- GIVEN EXERCISE
Filter the entries below, keeping only lines with the word "película".

Dataset items
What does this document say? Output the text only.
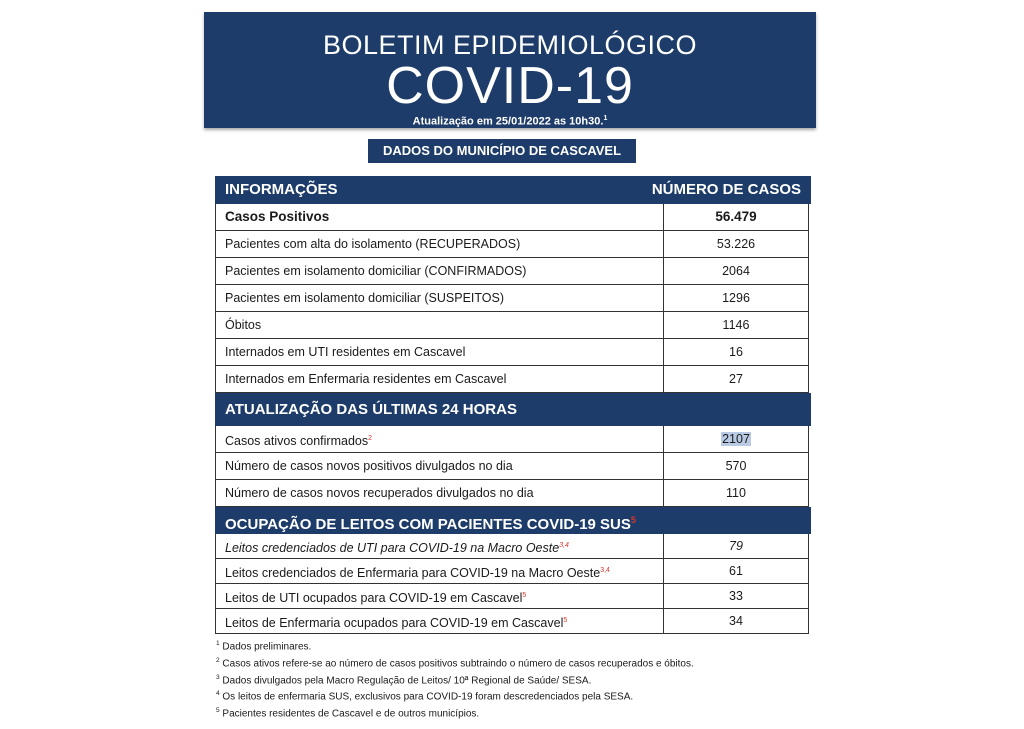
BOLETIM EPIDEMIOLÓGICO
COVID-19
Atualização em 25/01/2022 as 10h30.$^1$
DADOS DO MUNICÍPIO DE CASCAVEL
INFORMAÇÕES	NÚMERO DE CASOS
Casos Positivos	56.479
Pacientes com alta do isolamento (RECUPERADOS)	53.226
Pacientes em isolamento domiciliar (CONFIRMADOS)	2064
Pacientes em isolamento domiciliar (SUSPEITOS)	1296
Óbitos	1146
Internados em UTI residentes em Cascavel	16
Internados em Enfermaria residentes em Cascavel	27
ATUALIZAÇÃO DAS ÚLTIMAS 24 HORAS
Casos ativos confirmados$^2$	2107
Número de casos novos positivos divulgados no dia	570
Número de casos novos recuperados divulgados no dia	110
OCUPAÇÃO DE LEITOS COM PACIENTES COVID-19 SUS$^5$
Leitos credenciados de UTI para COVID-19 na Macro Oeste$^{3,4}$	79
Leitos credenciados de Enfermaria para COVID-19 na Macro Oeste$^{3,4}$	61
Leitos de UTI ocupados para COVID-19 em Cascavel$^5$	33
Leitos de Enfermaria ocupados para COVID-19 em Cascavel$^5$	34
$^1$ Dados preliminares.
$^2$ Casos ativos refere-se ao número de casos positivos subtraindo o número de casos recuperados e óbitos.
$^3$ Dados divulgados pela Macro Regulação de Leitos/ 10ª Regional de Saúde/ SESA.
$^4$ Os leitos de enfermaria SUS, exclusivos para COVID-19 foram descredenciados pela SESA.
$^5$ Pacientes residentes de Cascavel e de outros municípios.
* * *
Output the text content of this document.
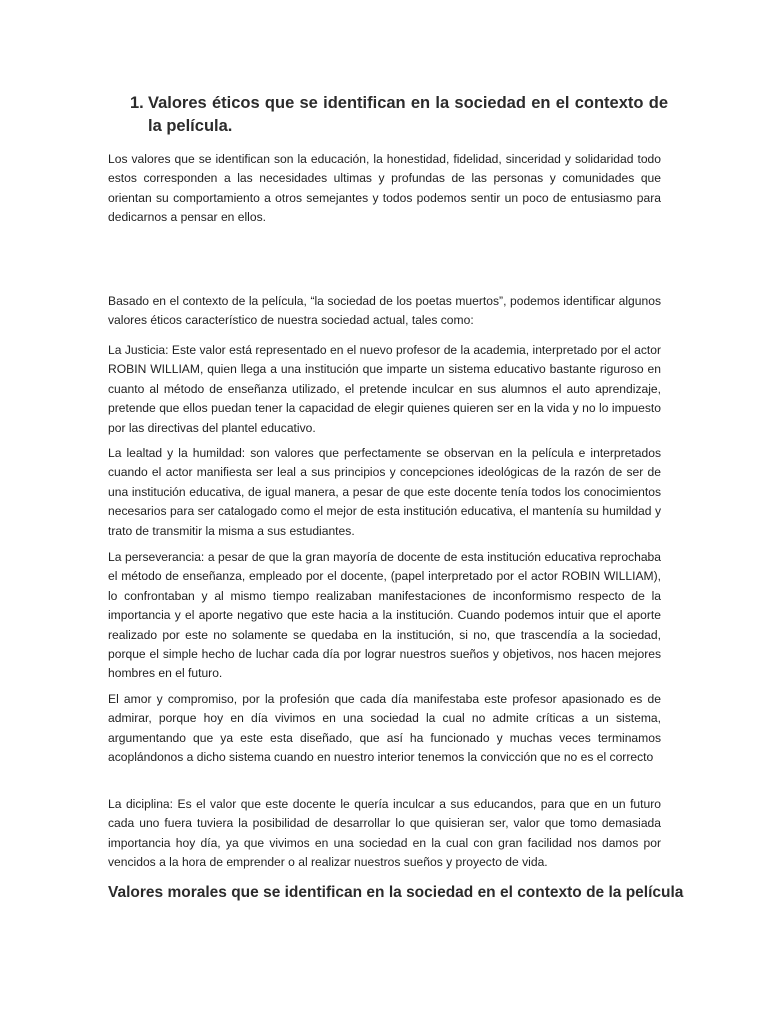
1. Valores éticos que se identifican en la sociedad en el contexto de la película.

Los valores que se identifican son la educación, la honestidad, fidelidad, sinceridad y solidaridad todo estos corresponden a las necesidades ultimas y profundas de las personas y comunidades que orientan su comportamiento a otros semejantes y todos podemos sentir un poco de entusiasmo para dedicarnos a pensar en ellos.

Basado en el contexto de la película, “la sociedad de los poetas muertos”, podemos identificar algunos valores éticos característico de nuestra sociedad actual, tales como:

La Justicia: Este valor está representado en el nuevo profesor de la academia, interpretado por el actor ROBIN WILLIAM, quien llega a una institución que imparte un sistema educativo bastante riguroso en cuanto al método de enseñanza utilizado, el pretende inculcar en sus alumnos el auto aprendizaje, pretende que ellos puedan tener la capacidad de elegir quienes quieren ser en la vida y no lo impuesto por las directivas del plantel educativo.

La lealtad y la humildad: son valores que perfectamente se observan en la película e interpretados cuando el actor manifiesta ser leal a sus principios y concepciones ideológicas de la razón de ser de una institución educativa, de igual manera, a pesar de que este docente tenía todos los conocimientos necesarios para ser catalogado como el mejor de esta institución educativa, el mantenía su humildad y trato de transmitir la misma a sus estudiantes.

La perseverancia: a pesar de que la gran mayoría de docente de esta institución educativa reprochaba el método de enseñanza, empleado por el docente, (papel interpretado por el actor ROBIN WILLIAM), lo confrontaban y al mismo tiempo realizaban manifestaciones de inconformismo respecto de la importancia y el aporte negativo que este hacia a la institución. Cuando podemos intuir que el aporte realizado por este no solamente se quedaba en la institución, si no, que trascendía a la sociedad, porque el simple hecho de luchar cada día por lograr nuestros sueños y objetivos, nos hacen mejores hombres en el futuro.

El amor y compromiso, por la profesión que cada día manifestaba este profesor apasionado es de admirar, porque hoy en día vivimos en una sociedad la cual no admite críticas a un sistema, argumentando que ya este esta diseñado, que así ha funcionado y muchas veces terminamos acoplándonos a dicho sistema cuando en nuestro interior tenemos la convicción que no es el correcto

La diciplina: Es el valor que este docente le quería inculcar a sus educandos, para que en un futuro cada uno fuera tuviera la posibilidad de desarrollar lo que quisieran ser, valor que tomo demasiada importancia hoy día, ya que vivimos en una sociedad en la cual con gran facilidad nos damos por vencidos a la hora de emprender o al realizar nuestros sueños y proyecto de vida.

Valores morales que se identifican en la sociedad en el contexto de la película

- ANSWER FOR THIS EXERCISE
1. Valores éticos que se identifican en la sociedad en el contexto de la película.
Basado en el contexto de la película, “la sociedad de los poetas muertos”, podemos identificar algunos valores éticos característico de nuestra sociedad actual, tales como:
La lealtad y la humildad: son valores que perfectamente se observan en la película e interpretados cuando el actor manifiesta ser leal a sus principios y concepciones ideológicas de la razón de ser de una institución educativa, de igual manera, a pesar de que este docente tenía todos los conocimientos necesarios para ser catalogado como el mejor de esta institución educativa, el mantenía su humildad y trato de transmitir la misma a sus estudiantes.
Valores morales que se identifican en la sociedad en el contexto de la película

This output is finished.